═════ PROVIDED MATERIAL

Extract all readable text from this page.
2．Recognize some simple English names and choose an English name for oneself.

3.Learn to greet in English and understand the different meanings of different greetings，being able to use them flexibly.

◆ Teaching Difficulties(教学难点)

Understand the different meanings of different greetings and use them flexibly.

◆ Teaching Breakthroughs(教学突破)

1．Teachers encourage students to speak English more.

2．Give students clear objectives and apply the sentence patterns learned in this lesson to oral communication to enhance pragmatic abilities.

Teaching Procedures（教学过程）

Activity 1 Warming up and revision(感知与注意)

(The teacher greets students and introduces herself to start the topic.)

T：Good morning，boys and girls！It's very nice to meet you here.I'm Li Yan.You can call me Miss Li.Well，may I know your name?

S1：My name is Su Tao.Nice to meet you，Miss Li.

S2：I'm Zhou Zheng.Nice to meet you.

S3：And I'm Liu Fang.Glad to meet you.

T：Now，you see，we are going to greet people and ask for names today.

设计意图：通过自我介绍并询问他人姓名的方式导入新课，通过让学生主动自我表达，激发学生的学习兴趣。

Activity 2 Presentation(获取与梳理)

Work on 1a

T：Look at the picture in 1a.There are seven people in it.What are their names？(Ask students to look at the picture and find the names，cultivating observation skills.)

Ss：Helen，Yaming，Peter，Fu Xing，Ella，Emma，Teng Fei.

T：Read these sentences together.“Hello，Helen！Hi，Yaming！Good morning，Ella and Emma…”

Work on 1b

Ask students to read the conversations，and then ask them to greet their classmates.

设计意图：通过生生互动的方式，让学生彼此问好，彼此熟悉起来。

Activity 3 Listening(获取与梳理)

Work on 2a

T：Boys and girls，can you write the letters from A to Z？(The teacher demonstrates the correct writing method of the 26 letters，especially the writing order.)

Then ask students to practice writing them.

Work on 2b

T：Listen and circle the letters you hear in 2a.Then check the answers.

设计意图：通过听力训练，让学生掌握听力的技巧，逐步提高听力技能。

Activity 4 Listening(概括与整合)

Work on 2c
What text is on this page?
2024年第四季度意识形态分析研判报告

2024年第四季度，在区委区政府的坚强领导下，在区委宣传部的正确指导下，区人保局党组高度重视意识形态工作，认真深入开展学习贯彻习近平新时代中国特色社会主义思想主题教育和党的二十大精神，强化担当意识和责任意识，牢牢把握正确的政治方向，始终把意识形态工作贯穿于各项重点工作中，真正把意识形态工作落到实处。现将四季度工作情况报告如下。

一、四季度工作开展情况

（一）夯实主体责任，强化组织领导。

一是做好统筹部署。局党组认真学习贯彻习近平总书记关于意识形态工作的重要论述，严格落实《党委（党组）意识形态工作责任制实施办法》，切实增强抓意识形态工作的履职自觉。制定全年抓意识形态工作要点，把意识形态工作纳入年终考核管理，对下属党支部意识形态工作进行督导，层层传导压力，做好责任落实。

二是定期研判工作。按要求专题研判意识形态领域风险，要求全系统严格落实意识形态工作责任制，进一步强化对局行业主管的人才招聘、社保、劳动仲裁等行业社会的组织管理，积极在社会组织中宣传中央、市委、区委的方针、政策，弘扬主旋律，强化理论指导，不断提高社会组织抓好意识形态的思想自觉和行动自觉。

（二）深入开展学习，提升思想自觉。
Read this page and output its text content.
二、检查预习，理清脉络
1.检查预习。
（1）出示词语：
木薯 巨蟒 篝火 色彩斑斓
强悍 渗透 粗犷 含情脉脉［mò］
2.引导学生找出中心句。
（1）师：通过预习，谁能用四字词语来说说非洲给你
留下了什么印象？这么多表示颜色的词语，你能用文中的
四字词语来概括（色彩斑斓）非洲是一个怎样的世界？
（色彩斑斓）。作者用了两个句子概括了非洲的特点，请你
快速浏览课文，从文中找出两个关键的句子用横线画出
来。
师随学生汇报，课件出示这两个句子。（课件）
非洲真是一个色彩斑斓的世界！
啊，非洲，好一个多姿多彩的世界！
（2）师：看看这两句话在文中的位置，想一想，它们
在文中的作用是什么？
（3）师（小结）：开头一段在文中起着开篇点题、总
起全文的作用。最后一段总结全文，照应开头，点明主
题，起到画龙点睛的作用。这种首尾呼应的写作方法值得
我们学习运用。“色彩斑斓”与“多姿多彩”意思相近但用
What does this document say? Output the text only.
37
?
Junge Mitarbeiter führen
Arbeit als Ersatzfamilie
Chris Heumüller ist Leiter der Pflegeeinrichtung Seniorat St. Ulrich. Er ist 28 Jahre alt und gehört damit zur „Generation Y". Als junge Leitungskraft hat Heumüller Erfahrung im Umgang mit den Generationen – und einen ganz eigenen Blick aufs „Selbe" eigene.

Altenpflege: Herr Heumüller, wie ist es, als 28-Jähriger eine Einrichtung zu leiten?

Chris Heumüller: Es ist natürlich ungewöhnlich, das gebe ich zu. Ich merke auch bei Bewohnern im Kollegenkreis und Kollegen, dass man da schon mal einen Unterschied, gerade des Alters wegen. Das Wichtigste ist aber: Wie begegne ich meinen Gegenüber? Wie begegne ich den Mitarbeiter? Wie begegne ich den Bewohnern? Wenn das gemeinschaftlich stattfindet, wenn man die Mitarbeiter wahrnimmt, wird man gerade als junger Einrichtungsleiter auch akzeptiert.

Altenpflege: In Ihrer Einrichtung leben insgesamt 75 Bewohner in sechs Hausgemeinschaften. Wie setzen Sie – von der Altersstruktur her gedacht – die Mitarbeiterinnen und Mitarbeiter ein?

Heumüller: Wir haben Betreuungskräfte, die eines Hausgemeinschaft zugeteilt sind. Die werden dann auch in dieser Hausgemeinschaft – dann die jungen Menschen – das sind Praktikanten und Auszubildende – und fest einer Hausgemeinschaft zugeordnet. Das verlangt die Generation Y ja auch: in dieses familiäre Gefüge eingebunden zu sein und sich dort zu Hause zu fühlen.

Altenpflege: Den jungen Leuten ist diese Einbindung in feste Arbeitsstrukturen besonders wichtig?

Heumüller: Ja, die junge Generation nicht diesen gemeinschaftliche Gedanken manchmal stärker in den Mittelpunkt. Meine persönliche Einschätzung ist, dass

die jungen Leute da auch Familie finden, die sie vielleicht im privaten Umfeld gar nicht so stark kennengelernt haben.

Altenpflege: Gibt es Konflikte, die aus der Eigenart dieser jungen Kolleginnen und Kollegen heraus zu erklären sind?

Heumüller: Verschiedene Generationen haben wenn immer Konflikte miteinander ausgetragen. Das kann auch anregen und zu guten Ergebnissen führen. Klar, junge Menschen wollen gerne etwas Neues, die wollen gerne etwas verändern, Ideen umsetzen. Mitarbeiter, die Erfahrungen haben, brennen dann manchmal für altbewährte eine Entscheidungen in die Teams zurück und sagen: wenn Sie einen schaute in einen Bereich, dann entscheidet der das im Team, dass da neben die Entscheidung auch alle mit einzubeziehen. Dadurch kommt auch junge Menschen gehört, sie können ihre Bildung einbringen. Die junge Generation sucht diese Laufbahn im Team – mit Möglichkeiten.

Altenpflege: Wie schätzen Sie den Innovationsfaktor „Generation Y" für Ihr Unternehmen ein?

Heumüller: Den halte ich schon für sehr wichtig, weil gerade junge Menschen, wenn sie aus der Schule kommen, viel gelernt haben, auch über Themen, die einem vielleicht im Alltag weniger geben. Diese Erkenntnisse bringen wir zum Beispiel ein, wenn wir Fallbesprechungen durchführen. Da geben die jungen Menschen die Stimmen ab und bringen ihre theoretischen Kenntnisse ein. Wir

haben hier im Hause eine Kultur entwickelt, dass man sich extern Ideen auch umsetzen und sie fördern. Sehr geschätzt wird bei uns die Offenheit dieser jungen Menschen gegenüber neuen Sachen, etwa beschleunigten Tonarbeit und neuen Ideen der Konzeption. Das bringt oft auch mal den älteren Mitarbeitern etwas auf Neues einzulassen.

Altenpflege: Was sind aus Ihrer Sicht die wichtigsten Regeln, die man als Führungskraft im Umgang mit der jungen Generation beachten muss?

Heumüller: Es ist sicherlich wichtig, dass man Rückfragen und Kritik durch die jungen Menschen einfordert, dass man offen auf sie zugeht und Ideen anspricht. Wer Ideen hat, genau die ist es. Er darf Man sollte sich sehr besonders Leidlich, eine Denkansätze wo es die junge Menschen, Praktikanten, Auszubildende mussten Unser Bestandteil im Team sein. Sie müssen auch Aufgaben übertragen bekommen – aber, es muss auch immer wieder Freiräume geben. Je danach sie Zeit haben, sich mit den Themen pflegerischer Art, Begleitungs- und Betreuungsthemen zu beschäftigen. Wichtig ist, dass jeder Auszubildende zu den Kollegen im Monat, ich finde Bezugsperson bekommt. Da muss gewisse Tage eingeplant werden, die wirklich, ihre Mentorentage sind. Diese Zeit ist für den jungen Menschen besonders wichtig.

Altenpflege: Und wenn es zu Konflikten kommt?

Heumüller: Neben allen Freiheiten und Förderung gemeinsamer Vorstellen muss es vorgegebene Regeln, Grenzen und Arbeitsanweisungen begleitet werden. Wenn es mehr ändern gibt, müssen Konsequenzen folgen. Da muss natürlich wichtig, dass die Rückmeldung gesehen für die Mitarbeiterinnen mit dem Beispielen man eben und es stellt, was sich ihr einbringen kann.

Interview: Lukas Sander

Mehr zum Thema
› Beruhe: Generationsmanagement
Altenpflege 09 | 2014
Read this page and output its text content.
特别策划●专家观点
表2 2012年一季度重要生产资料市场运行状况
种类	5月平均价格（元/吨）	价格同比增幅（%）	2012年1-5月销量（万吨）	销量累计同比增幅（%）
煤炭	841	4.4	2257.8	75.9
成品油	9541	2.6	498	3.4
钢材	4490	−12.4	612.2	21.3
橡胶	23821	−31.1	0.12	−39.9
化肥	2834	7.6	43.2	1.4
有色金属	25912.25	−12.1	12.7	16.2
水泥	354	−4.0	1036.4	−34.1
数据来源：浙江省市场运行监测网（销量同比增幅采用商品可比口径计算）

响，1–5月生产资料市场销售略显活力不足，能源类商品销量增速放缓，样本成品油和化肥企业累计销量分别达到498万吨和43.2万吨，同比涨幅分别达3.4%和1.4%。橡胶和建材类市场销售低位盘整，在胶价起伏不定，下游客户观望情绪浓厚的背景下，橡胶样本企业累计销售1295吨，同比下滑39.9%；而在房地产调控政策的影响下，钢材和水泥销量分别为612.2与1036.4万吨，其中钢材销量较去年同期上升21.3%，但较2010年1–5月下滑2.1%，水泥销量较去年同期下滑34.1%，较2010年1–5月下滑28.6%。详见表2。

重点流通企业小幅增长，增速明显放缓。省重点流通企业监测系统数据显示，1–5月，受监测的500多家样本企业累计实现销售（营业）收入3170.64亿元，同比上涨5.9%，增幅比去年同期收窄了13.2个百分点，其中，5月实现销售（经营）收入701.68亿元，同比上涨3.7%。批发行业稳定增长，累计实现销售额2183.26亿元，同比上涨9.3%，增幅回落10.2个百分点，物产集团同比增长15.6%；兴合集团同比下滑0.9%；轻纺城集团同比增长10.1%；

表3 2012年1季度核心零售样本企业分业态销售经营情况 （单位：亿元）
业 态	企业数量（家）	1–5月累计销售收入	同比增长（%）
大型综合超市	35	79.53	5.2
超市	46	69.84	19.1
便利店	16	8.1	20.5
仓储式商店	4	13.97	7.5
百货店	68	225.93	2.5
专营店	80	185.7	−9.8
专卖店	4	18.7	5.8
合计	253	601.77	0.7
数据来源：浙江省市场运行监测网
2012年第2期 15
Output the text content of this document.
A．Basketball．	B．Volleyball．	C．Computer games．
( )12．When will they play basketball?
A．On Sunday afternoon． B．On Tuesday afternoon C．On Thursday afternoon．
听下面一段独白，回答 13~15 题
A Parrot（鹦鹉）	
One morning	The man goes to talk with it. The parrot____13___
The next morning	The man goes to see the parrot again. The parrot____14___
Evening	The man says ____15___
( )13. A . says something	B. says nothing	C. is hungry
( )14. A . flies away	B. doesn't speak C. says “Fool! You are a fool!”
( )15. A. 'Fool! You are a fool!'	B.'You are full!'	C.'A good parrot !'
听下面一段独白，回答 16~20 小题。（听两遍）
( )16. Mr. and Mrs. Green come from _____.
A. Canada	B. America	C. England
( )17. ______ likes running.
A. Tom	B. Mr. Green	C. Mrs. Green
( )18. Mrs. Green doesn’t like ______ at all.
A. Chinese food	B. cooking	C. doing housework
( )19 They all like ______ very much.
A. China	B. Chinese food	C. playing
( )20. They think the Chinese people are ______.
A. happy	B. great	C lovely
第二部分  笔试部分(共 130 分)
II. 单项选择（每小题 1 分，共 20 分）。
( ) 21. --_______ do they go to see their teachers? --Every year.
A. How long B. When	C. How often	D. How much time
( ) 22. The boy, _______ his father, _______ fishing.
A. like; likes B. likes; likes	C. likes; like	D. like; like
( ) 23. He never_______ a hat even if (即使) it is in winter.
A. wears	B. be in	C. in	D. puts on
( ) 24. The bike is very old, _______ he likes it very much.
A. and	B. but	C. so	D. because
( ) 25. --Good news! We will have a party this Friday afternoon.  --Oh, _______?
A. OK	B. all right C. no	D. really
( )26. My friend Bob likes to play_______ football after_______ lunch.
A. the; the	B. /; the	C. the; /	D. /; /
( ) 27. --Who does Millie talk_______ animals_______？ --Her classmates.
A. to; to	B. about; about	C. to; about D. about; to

══════════

DO THIS: Please list every line of the records that contains "nicht".

OUTPUT:
Heumüller: Ja, die junge Generation nicht diesen gemeinschaftliche Gedanken manchmal stärker in den Mittelpunkt. Meine persönliche Einschätzung ist, dass
die jungen Leute da auch Familie finden, die sie vielleicht im privaten Umfeld gar nicht so stark kennengelernt haben.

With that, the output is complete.